**To be done:** Set the listing down again in full, word for word, with the pictures left out.

[Data entries]
+ + + + +

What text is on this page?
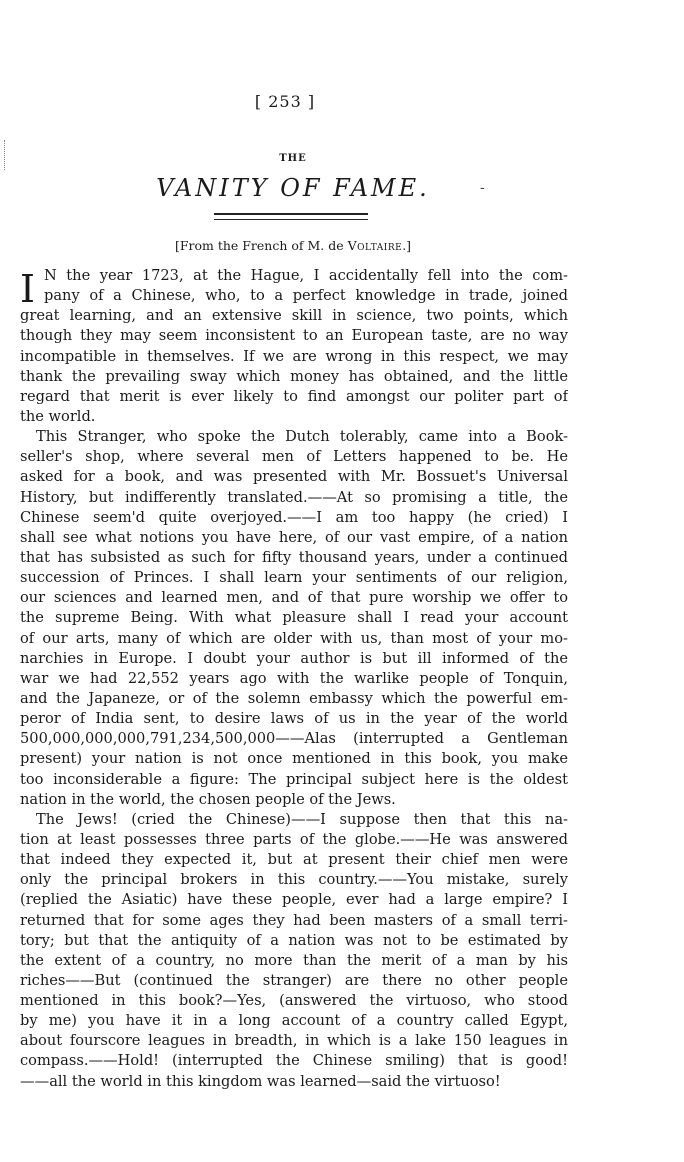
[ 253 ]
THE
VANITY OF FAME.	-
[From the French of M. de Voltaire.]
I N the year 1723, at the Hague, I accidentally fell into the com-
pany of a Chinese, who, to a perfect knowledge in trade, joined
great learning, and an extensive skill in science, two points, which
though they may seem inconsistent to an European taste, are no way
incompatible in themselves. If we are wrong in this respect, we may
thank the prevailing sway which money has obtained, and the little
regard that merit is ever likely to find amongst our politer part of
the world.
This Stranger, who spoke the Dutch tolerably, came into a Book-
seller's shop, where several men of Letters happened to be. He
asked for a book, and was presented with Mr. Bossuet's Universal
History, but indifferently translated.——At so promising a title, the
Chinese seem'd quite overjoyed.——I am too happy (he cried) I
shall see what notions you have here, of our vast empire, of a nation
that has subsisted as such for fifty thousand years, under a continued
succession of Princes. I shall learn your sentiments of our religion,
our sciences and learned men, and of that pure worship we offer to
the supreme Being. With what pleasure shall I read your account
of our arts, many of which are older with us, than most of your mo-
narchies in Europe. I doubt your author is but ill informed of the
war we had 22,552 years ago with the warlike people of Tonquin,
and the Japaneze, or of the solemn embassy which the powerful em-
peror of India sent, to desire laws of us in the year of the world
500,000,000,000,791,234,500,000——Alas (interrupted a Gentleman
present) your nation is not once mentioned in this book, you make
too inconsiderable a figure: The principal subject here is the oldest
nation in the world, the chosen people of the Jews.
The Jews! (cried the Chinese)——I suppose then that this na-
tion at least possesses three parts of the globe.——He was answered
that indeed they expected it, but at present their chief men were
only the principal brokers in this country.——You mistake, surely
(replied the Asiatic) have these people, ever had a large empire? I
returned that for some ages they had been masters of a small terri-
tory; but that the antiquity of a nation was not to be estimated by
the extent of a country, no more than the merit of a man by his
riches——But (continued the stranger) are there no other people
mentioned in this book?—Yes, (answered the virtuoso, who stood
by me) you have it in a long account of a country called Egypt,
about fourscore leagues in breadth, in which is a lake 150 leagues in
compass.——Hold! (interrupted the Chinese smiling) that is good!
——all the world in this kingdom was learned—said the virtuoso!
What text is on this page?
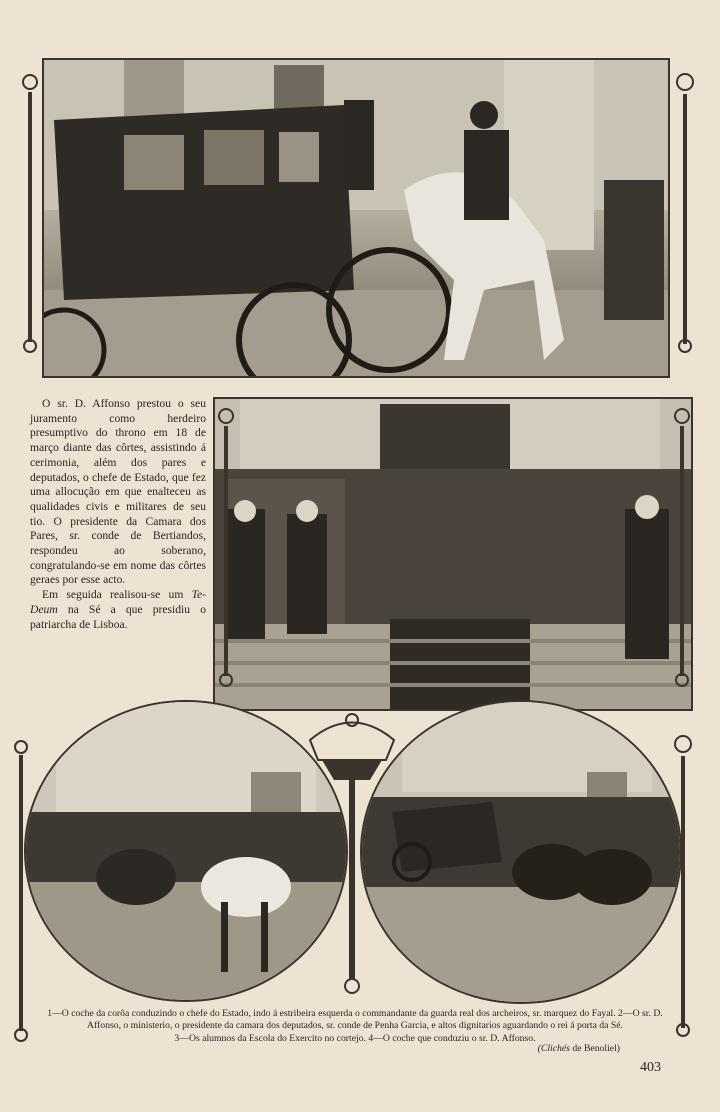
O sr. D. Affonso prestou o seu juramento como herdeiro presumptivo do throno em 18 de março diante das côrtes, assistindo á cerimonia, além dos pares e deputados, o chefe de Estado, que fez uma allocução em que enalteceu as qualidades civis e militares de seu tio. O presidente da Camara dos Pares, sr. conde de Bertiandos, respondeu ao soberano, congratulando-se em nome das côrtes geraes por esse acto.

Em seguida realisou-se um Te-Deum na Sé a que presidiu o patriarcha de Lisboa.

1—O coche da corôa conduzindo o chefe do Estado, indo á estribeira esquerda o commandante da guarda real dos archeiros, sr. marquez do Fayal. 2—O sr. D. Affonso, o ministerio, o presidente da camara dos deputados, sr. conde de Penha Garcia, e altos dignitarios aguardando o rei á porta da Sé.
3—Os alumnos da Escola do Exercito no cortejo. 4—O coche que conduziu o sr. D. Affonso.
(Clichés de Benoliel)
403
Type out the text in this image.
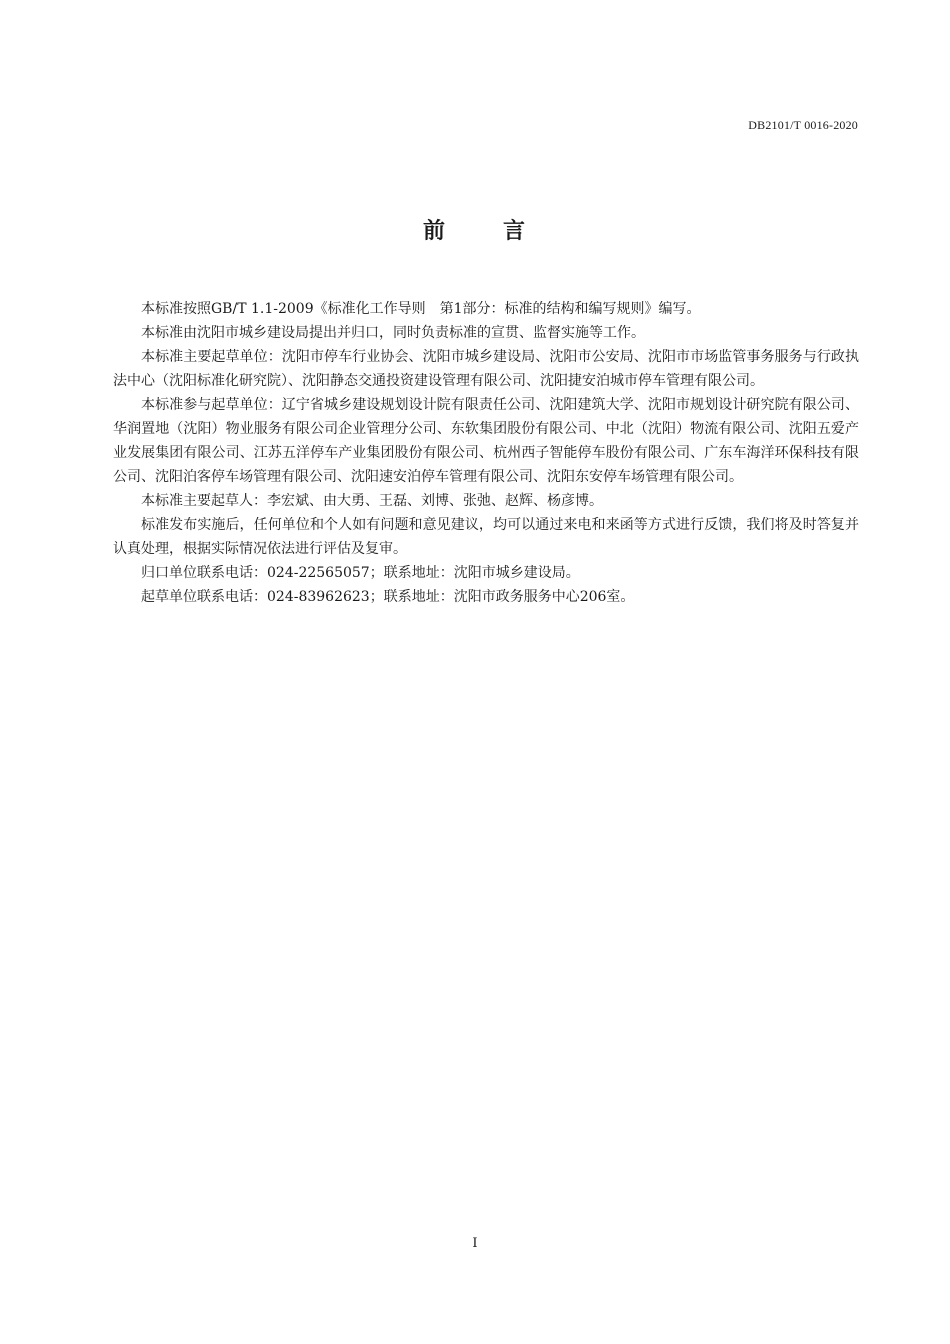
DB2101/T 0016-2020
前	言

本标准按照GB/T 1.1-2009《标准化工作导则　第1部分：标准的结构和编写规则》编写。

本标准由沈阳市城乡建设局提出并归口，同时负责标准的宣贯、监督实施等工作。

本标准主要起草单位：沈阳市停车行业协会、沈阳市城乡建设局、沈阳市公安局、沈阳市市场监管事务服务与行政执法中心（沈阳标准化研究院）、沈阳静态交通投资建设管理有限公司、沈阳捷安泊城市停车管理有限公司。

本标准参与起草单位：辽宁省城乡建设规划设计院有限责任公司、沈阳建筑大学、沈阳市规划设计研究院有限公司、华润置地（沈阳）物业服务有限公司企业管理分公司、东软集团股份有限公司、中北（沈阳）物流有限公司、沈阳五爱产业发展集团有限公司、江苏五洋停车产业集团股份有限公司、杭州西子智能停车股份有限公司、广东车海洋环保科技有限公司、沈阳泊客停车场管理有限公司、沈阳速安泊停车管理有限公司、沈阳东安停车场管理有限公司。

本标准主要起草人：李宏斌、由大勇、王磊、刘博、张弛、赵辉、杨彦博。

标准发布实施后，任何单位和个人如有问题和意见建议，均可以通过来电和来函等方式进行反馈，我们将及时答复并认真处理，根据实际情况依法进行评估及复审。

归口单位联系电话：024-22565057；联系地址：沈阳市城乡建设局。

起草单位联系电话：024-83962623；联系地址：沈阳市政务服务中心206室。

I
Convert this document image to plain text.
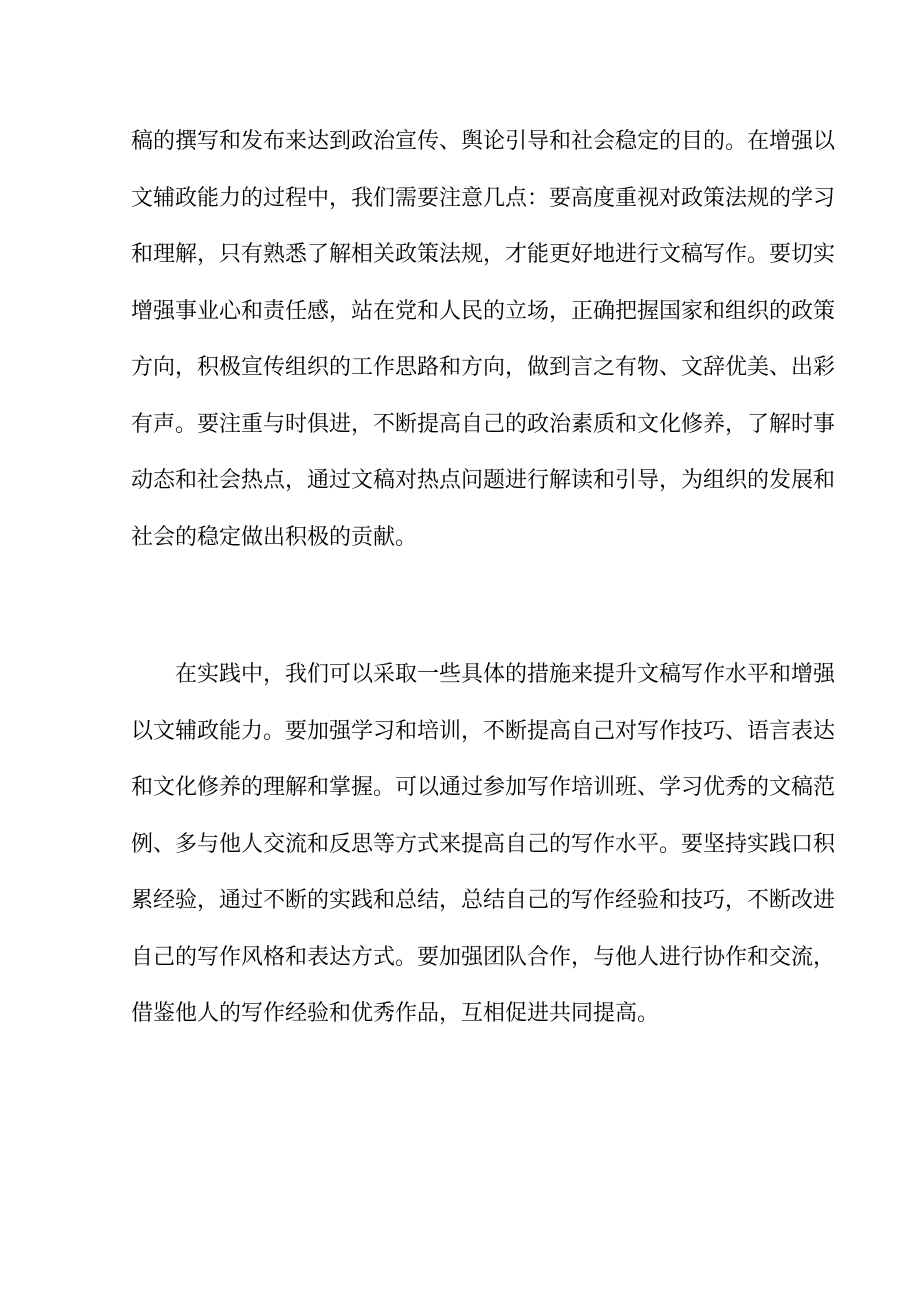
稿的撰写和发布来达到政治宣传、舆论引导和社会稳定的目的。在增强以
文辅政能力的过程中，我们需要注意几点：要高度重视对政策法规的学习
和理解，只有熟悉了解相关政策法规，才能更好地进行文稿写作。要切实
增强事业心和责任感，站在党和人民的立场，正确把握国家和组织的政策
方向，积极宣传组织的工作思路和方向，做到言之有物、文辞优美、出彩
有声。要注重与时俱进，不断提高自己的政治素质和文化修养，了解时事
动态和社会热点，通过文稿对热点问题进行解读和引导，为组织的发展和
社会的稳定做出积极的贡献。
在实践中，我们可以采取一些具体的措施来提升文稿写作水平和增强
以文辅政能力。要加强学习和培训，不断提高自己对写作技巧、语言表达
和文化修养的理解和掌握。可以通过参加写作培训班、学习优秀的文稿范
例、多与他人交流和反思等方式来提高自己的写作水平。要坚持实践口积
累经验，通过不断的实践和总结，总结自己的写作经验和技巧，不断改进
自己的写作风格和表达方式。要加强团队合作，与他人进行协作和交流，
借鉴他人的写作经验和优秀作品，互相促进共同提高。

+ + + + +

**Finished task:**
What text is on this page?
[ 253 ]
THE
VANITY OF FAME.	-
[From the French of M. de Voltaire.]
I N the year 1723, at the Hague, I accidentally fell into the com-
pany of a Chinese, who, to a perfect knowledge in trade, joined
great learning, and an extensive skill in science, two points, which
though they may seem inconsistent to an European taste, are no way
incompatible in themselves. If we are wrong in this respect, we may
thank the prevailing sway which money has obtained, and the little
regard that merit is ever likely to find amongst our politer part of
the world.
This Stranger, who spoke the Dutch tolerably, came into a Book-
seller's shop, where several men of Letters happened to be. He
asked for a book, and was presented with Mr. Bossuet's Universal
History, but indifferently translated.——At so promising a title, the
Chinese seem'd quite overjoyed.——I am too happy (he cried) I
shall see what notions you have here, of our vast empire, of a nation
that has subsisted as such for fifty thousand years, under a continued
succession of Princes. I shall learn your sentiments of our religion,
our sciences and learned men, and of that pure worship we offer to
the supreme Being. With what pleasure shall I read your account
of our arts, many of which are older with us, than most of your mo-
narchies in Europe. I doubt your author is but ill informed of the
war we had 22,552 years ago with the warlike people of Tonquin,
and the Japaneze, or of the solemn embassy which the powerful em-
peror of India sent, to desire laws of us in the year of the world
500,000,000,000,791,234,500,000——Alas (interrupted a Gentleman
present) your nation is not once mentioned in this book, you make
too inconsiderable a figure: The principal subject here is the oldest
nation in the world, the chosen people of the Jews.
The Jews! (cried the Chinese)——I suppose then that this na-
tion at least possesses three parts of the globe.——He was answered
that indeed they expected it, but at present their chief men were
only the principal brokers in this country.——You mistake, surely
(replied the Asiatic) have these people, ever had a large empire? I
returned that for some ages they had been masters of a small terri-
tory; but that the antiquity of a nation was not to be estimated by
the extent of a country, no more than the merit of a man by his
riches——But (continued the stranger) are there no other people
mentioned in this book?—Yes, (answered the virtuoso, who stood
by me) you have it in a long account of a country called Egypt,
about fourscore leagues in breadth, in which is a lake 150 leagues in
compass.——Hold! (interrupted the Chinese smiling) that is good!
——all the world in this kingdom was learned—said the virtuoso!
What text is on this page?
O sr. D. Affonso prestou o seu juramento como herdeiro presumptivo do throno em 18 de março diante das côrtes, assistindo á cerimonia, além dos pares e deputados, o chefe de Estado, que fez uma allocução em que enalteceu as qualidades civis e militares de seu tio. O presidente da Camara dos Pares, sr. conde de Bertiandos, respondeu ao soberano, congratulando-se em nome das côrtes geraes por esse acto.

Em seguida realisou-se um Te-Deum na Sé a que presidiu o patriarcha de Lisboa.

1—O coche da corôa conduzindo o chefe do Estado, indo á estribeira esquerda o commandante da guarda real dos archeiros, sr. marquez do Fayal. 2—O sr. D. Affonso, o ministerio, o presidente da camara dos deputados, sr. conde de Penha Garcia, e altos dignitarios aguardando o rei á porta da Sé.
3—Os alumnos da Escola do Exercito no cortejo. 4—O coche que conduziu o sr. D. Affonso.
(Clichés de Benoliel)
403
Type out the text in this image.
DB2101/T 0016-2020
前	言

本标准按照GB/T 1.1-2009《标准化工作导则　第1部分：标准的结构和编写规则》编写。

本标准由沈阳市城乡建设局提出并归口，同时负责标准的宣贯、监督实施等工作。

本标准主要起草单位：沈阳市停车行业协会、沈阳市城乡建设局、沈阳市公安局、沈阳市市场监管事务服务与行政执法中心（沈阳标准化研究院）、沈阳静态交通投资建设管理有限公司、沈阳捷安泊城市停车管理有限公司。

本标准参与起草单位：辽宁省城乡建设规划设计院有限责任公司、沈阳建筑大学、沈阳市规划设计研究院有限公司、华润置地（沈阳）物业服务有限公司企业管理分公司、东软集团股份有限公司、中北（沈阳）物流有限公司、沈阳五爱产业发展集团有限公司、江苏五洋停车产业集团股份有限公司、杭州西子智能停车股份有限公司、广东车海洋环保科技有限公司、沈阳泊客停车场管理有限公司、沈阳速安泊停车管理有限公司、沈阳东安停车场管理有限公司。

本标准主要起草人：李宏斌、由大勇、王磊、刘博、张弛、赵辉、杨彦博。

标准发布实施后，任何单位和个人如有问题和意见建议，均可以通过来电和来函等方式进行反馈，我们将及时答复并认真处理，根据实际情况依法进行评估及复审。

归口单位联系电话：024-22565057；联系地址：沈阳市城乡建设局。

起草单位联系电话：024-83962623；联系地址：沈阳市政务服务中心206室。

I
Convert this document image to plain text.
稿的撰写和发布来达到政治宣传、舆论引导和社会稳定的目的。在增强以
文辅政能力的过程中，我们需要注意几点：要高度重视对政策法规的学习
和理解，只有熟悉了解相关政策法规，才能更好地进行文稿写作。要切实
增强事业心和责任感，站在党和人民的立场，正确把握国家和组织的政策
方向，积极宣传组织的工作思路和方向，做到言之有物、文辞优美、出彩
有声。要注重与时俱进，不断提高自己的政治素质和文化修养，了解时事
动态和社会热点，通过文稿对热点问题进行解读和引导，为组织的发展和
社会的稳定做出积极的贡献。
在实践中，我们可以采取一些具体的措施来提升文稿写作水平和增强
以文辅政能力。要加强学习和培训，不断提高自己对写作技巧、语言表达
和文化修养的理解和掌握。可以通过参加写作培训班、学习优秀的文稿范
例、多与他人交流和反思等方式来提高自己的写作水平。要坚持实践口积
累经验，通过不断的实践和总结，总结自己的写作经验和技巧，不断改进
自己的写作风格和表达方式。要加强团队合作，与他人进行协作和交流，
借鉴他人的写作经验和优秀作品，互相促进共同提高。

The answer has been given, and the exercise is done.